**What you need to do**
Quote the records below in full, exactly as given, with the images taken out.
━━━━━━━━━━━━━━━━━━━━━━━━━━━━━━
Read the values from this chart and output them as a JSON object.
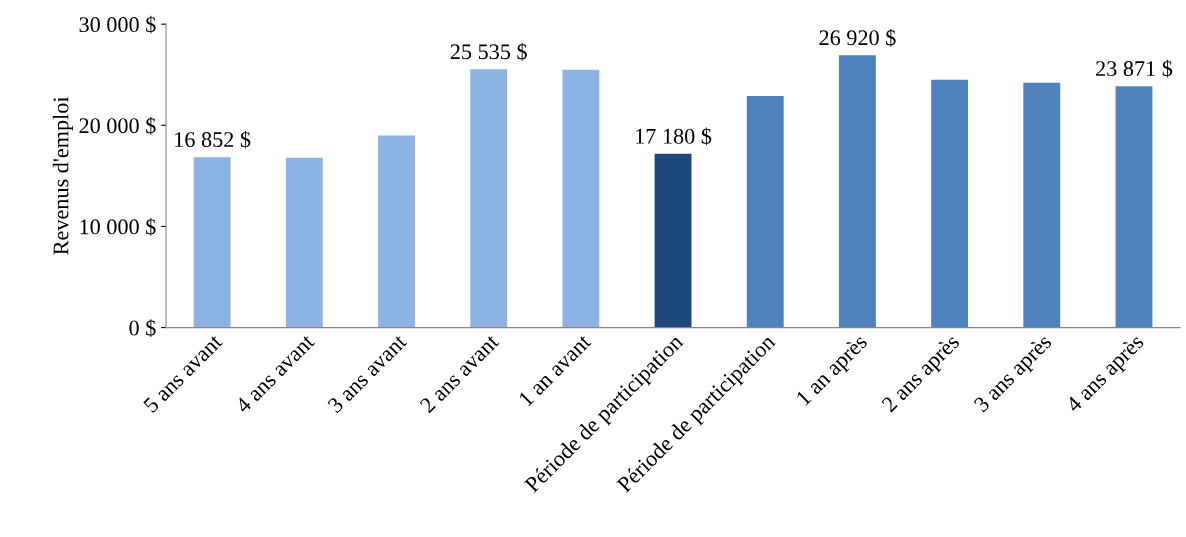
{
  "chart_data": {
    "type": "bar",
    "ylabel": "Revenus d'emploi",
    "categories": [
      "5 ans avant",
      "4 ans avant",
      "3 ans avant",
      "2 ans avant",
      "1 an avant",
      "Période de participation",
      "Période de participation",
      "1 an après",
      "2 ans après",
      "3 ans après",
      "4 ans après"
    ],
    "values": [
      16852,
      16800,
      19000,
      25535,
      25500,
      17180,
      22900,
      26920,
      24500,
      24200,
      23871
    ],
    "colors": [
      "#8db3e2",
      "#8db3e2",
      "#8db3e2",
      "#8db3e2",
      "#8db3e2",
      "#1f497d",
      "#4f81bd",
      "#4f81bd",
      "#4f81bd",
      "#4f81bd",
      "#4f81bd"
    ],
    "value_labels": [
      "16 852 $",
      null,
      null,
      "25 535 $",
      null,
      "17 180 $",
      null,
      "26 920 $",
      null,
      null,
      "23 871 $"
    ],
    "ylim": [
      0,
      30000
    ],
    "yticks": [
      {
        "value": 0,
        "label": "0 $"
      },
      {
        "value": 10000,
        "label": "10 000 $"
      },
      {
        "value": 20000,
        "label": "20 000 $"
      },
      {
        "value": 30000,
        "label": "30 000 $"
      }
    ],
    "grid": false,
    "legend": false
  }
}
━━━━━━━━━━━━━━━━━━━━━━━━━━━━━━
**Output below**
Read the values from this chart and output them as a JSON object.
{
  "chart_data": {
    "type": "bar",
    "ylabel": "Revenus d'emploi",
    "categories": [
      "5 ans avant",
      "4 ans avant",
      "3 ans avant",
      "2 ans avant",
      "1 an avant",
      "Période de participation",
      "Période de participation",
      "1 an après",
      "2 ans après",
      "3 ans après",
      "4 ans après"
    ],
    "values": [
      16852,
      16800,
      19000,
      25535,
      25500,
      17180,
      22900,
      26920,
      24500,
      24200,
      23871
    ],
    "colors": [
      "#8db3e2",
      "#8db3e2",
      "#8db3e2",
      "#8db3e2",
      "#8db3e2",
      "#1f497d",
      "#4f81bd",
      "#4f81bd",
      "#4f81bd",
      "#4f81bd",
      "#4f81bd"
    ],
    "value_labels": [
      "16 852 $",
      null,
      null,
      "25 535 $",
      null,
      "17 180 $",
      null,
      "26 920 $",
      null,
      null,
      "23 871 $"
    ],
    "ylim": [
      0,
      30000
    ],
    "yticks": [
      {
        "value": 0,
        "label": "0 $"
      },
      {
        "value": 10000,
        "label": "10 000 $"
      },
      {
        "value": 20000,
        "label": "20 000 $"
      },
      {
        "value": 30000,
        "label": "30 000 $"
      }
    ],
    "grid": false,
    "legend": false
  }
}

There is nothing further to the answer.